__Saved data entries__
========================================================================
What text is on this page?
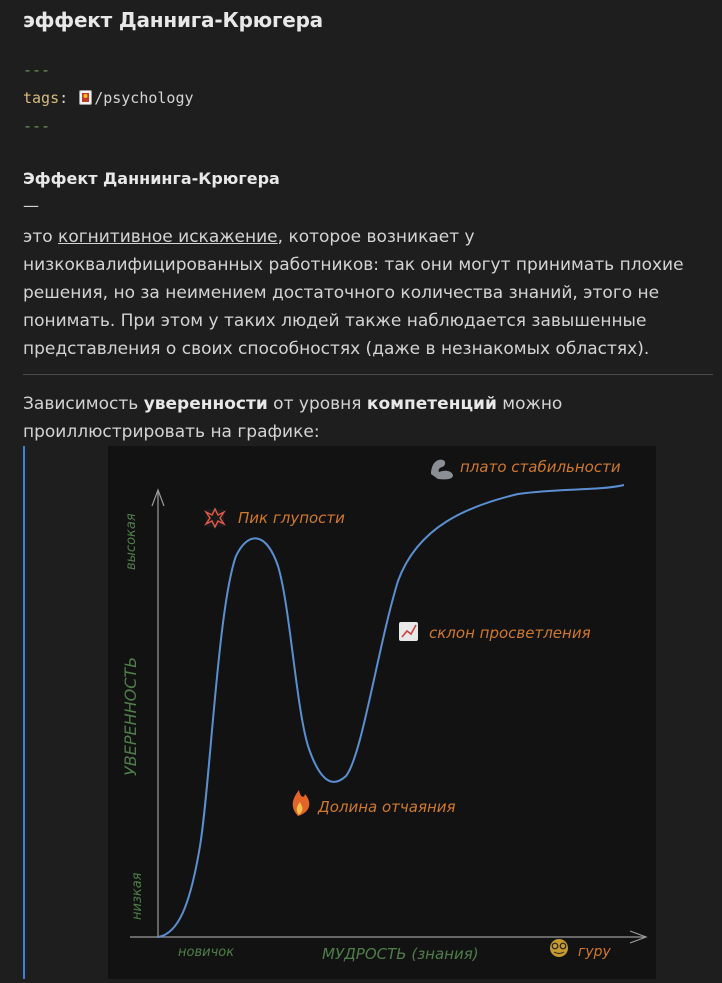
эффект Даннига-Крюгера
---
tags: /psychology
---
Эффект Даннинга-Крюгера
—
это когнитивное искажение, которое возникает у низкоквалифицированных работников: так они могут принимать плохие решения, но за неимением достаточного количества знаний, этого не понимать. При этом у таких людей также наблюдается завышенные представления о своих способностях (даже в незнакомых областях).
Зависимость уверенности от уровня компетенций можно проиллюстрировать на графике:
высокая
УВЕРЕННОСТЬ
низкая
новичок	МУДРОСТЬ (знания)	гуру
Пик глупости
склон просветления
Долина отчаяния
плато стабильности
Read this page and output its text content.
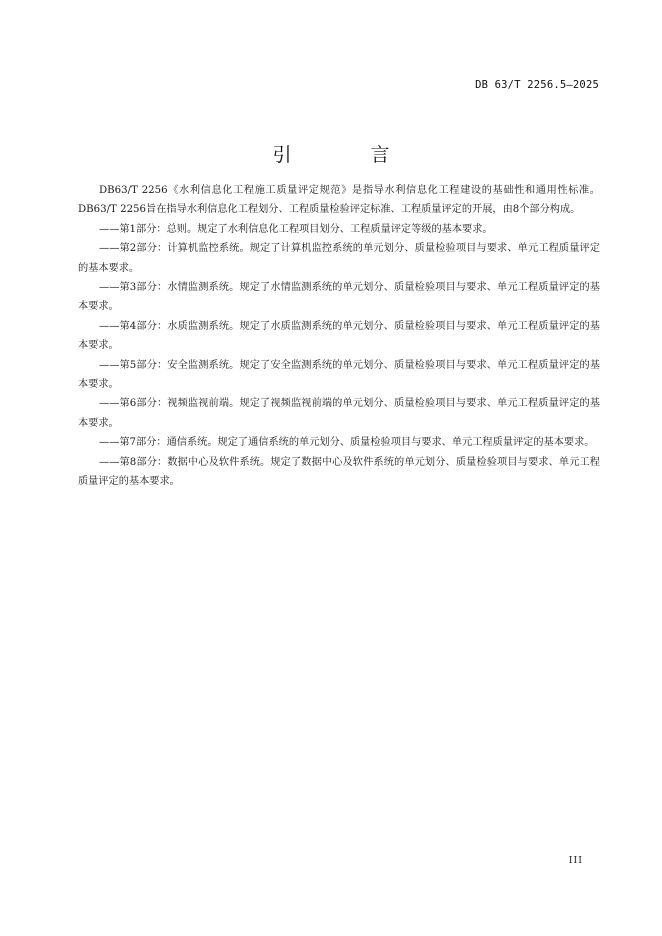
DB 63/T 2256.5—2025
引　言

DB63/T 2256《水利信息化工程施工质量评定规范》是指导水利信息化工程建设的基础性和通用性标准。DB63/T 2256旨在指导水利信息化工程划分、工程质量检验评定标准、工程质量评定的开展，由8个部分构成。

——第1部分：总则。规定了水利信息化工程项目划分、工程质量评定等级的基本要求。

——第2部分：计算机监控系统。规定了计算机监控系统的单元划分、质量检验项目与要求、单元工程质量评定的基本要求。

——第3部分：水情监测系统。规定了水情监测系统的单元划分、质量检验项目与要求、单元工程质量评定的基本要求。

——第4部分：水质监测系统。规定了水质监测系统的单元划分、质量检验项目与要求、单元工程质量评定的基本要求。

——第5部分：安全监测系统。规定了安全监测系统的单元划分、质量检验项目与要求、单元工程质量评定的基本要求。

——第6部分：视频监视前端。规定了视频监视前端的单元划分、质量检验项目与要求、单元工程质量评定的基本要求。

——第7部分：通信系统。规定了通信系统的单元划分、质量检验项目与要求、单元工程质量评定的基本要求。

——第8部分：数据中心及软件系统。规定了数据中心及软件系统的单元划分、质量检验项目与要求、单元工程质量评定的基本要求。

III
========================================================================
__Written task__
Search the lines above for the string "this" and copy each line that has it.

__Finished answer__
What text is on this page?
Read this page and output its text content.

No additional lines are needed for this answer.